Provided material =>
..............................
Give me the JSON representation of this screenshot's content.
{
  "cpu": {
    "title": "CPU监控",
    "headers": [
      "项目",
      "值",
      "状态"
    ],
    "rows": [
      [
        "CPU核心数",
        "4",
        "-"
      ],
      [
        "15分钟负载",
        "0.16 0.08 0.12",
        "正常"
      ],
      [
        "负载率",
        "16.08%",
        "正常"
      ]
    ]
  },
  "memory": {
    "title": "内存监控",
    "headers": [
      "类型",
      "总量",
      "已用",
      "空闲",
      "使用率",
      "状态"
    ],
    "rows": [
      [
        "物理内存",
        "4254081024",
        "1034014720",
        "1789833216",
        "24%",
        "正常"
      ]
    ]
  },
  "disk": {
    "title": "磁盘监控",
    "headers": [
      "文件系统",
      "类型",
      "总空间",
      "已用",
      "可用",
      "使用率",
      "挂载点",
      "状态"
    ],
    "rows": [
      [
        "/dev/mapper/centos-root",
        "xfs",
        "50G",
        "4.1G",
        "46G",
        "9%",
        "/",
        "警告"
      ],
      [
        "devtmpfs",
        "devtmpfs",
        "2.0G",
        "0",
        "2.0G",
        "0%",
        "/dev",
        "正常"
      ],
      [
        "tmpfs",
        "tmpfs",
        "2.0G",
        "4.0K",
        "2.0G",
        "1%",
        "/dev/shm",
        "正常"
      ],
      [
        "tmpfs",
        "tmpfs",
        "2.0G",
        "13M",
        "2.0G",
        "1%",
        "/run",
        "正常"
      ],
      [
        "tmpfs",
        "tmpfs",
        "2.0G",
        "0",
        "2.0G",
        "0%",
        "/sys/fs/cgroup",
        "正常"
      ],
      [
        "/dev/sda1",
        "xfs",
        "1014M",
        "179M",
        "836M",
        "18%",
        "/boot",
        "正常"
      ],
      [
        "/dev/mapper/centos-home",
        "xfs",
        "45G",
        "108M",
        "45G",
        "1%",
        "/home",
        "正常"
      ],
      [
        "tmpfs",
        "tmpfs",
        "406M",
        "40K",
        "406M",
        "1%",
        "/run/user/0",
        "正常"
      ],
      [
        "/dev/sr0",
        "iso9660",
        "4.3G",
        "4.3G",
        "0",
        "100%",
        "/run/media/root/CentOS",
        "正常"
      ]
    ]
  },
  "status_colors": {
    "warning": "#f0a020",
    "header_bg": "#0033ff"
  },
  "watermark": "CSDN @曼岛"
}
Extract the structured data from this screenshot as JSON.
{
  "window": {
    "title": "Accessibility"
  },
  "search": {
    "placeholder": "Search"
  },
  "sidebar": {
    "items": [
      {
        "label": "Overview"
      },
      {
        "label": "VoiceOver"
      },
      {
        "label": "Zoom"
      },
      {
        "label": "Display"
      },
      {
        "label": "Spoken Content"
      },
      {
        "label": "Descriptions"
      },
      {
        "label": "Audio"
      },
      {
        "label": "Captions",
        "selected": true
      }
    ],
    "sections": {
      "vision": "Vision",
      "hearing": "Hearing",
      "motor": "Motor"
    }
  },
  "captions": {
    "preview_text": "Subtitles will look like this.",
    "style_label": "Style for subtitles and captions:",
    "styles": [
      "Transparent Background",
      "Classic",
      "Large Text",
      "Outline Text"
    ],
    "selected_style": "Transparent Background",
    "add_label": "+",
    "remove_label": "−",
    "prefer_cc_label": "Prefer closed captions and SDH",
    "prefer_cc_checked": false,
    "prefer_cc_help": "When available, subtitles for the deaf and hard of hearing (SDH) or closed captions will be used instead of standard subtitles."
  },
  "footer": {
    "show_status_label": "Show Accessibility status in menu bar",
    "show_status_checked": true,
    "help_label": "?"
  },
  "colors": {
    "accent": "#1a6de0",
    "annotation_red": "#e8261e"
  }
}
..............................
Goal => Each line above must be printed exactly as it appears.

Finished task =>
Give me the JSON representation of this screenshot's content.
{
  "cpu": {
    "title": "CPU监控",
    "headers": [
      "项目",
      "值",
      "状态"
    ],
    "rows": [
      [
        "CPU核心数",
        "4",
        "-"
      ],
      [
        "15分钟负载",
        "0.16 0.08 0.12",
        "正常"
      ],
      [
        "负载率",
        "16.08%",
        "正常"
      ]
    ]
  },
  "memory": {
    "title": "内存监控",
    "headers": [
      "类型",
      "总量",
      "已用",
      "空闲",
      "使用率",
      "状态"
    ],
    "rows": [
      [
        "物理内存",
        "4254081024",
        "1034014720",
        "1789833216",
        "24%",
        "正常"
      ]
    ]
  },
  "disk": {
    "title": "磁盘监控",
    "headers": [
      "文件系统",
      "类型",
      "总空间",
      "已用",
      "可用",
      "使用率",
      "挂载点",
      "状态"
    ],
    "rows": [
      [
        "/dev/mapper/centos-root",
        "xfs",
        "50G",
        "4.1G",
        "46G",
        "9%",
        "/",
        "警告"
      ],
      [
        "devtmpfs",
        "devtmpfs",
        "2.0G",
        "0",
        "2.0G",
        "0%",
        "/dev",
        "正常"
      ],
      [
        "tmpfs",
        "tmpfs",
        "2.0G",
        "4.0K",
        "2.0G",
        "1%",
        "/dev/shm",
        "正常"
      ],
      [
        "tmpfs",
        "tmpfs",
        "2.0G",
        "13M",
        "2.0G",
        "1%",
        "/run",
        "正常"
      ],
      [
        "tmpfs",
        "tmpfs",
        "2.0G",
        "0",
        "2.0G",
        "0%",
        "/sys/fs/cgroup",
        "正常"
      ],
      [
        "/dev/sda1",
        "xfs",
        "1014M",
        "179M",
        "836M",
        "18%",
        "/boot",
        "正常"
      ],
      [
        "/dev/mapper/centos-home",
        "xfs",
        "45G",
        "108M",
        "45G",
        "1%",
        "/home",
        "正常"
      ],
      [
        "tmpfs",
        "tmpfs",
        "406M",
        "40K",
        "406M",
        "1%",
        "/run/user/0",
        "正常"
      ],
      [
        "/dev/sr0",
        "iso9660",
        "4.3G",
        "4.3G",
        "0",
        "100%",
        "/run/media/root/CentOS",
        "正常"
      ]
    ]
  },
  "status_colors": {
    "warning": "#f0a020",
    "header_bg": "#0033ff"
  },
  "watermark": "CSDN @曼岛"
}
Extract the structured data from this screenshot as JSON.
{
  "window": {
    "title": "Accessibility"
  },
  "search": {
    "placeholder": "Search"
  },
  "sidebar": {
    "items": [
      {
        "label": "Overview"
      },
      {
        "label": "VoiceOver"
      },
      {
        "label": "Zoom"
      },
      {
        "label": "Display"
      },
      {
        "label": "Spoken Content"
      },
      {
        "label": "Descriptions"
      },
      {
        "label": "Audio"
      },
      {
        "label": "Captions",
        "selected": true
      }
    ],
    "sections": {
      "vision": "Vision",
      "hearing": "Hearing",
      "motor": "Motor"
    }
  },
  "captions": {
    "preview_text": "Subtitles will look like this.",
    "style_label": "Style for subtitles and captions:",
    "styles": [
      "Transparent Background",
      "Classic",
      "Large Text",
      "Outline Text"
    ],
    "selected_style": "Transparent Background",
    "add_label": "+",
    "remove_label": "−",
    "prefer_cc_label": "Prefer closed captions and SDH",
    "prefer_cc_checked": false,
    "prefer_cc_help": "When available, subtitles for the deaf and hard of hearing (SDH) or closed captions will be used instead of standard subtitles."
  },
  "footer": {
    "show_status_label": "Show Accessibility status in menu bar",
    "show_status_checked": true,
    "help_label": "?"
  },
  "colors": {
    "accent": "#1a6de0",
    "annotation_red": "#e8261e"
  }
}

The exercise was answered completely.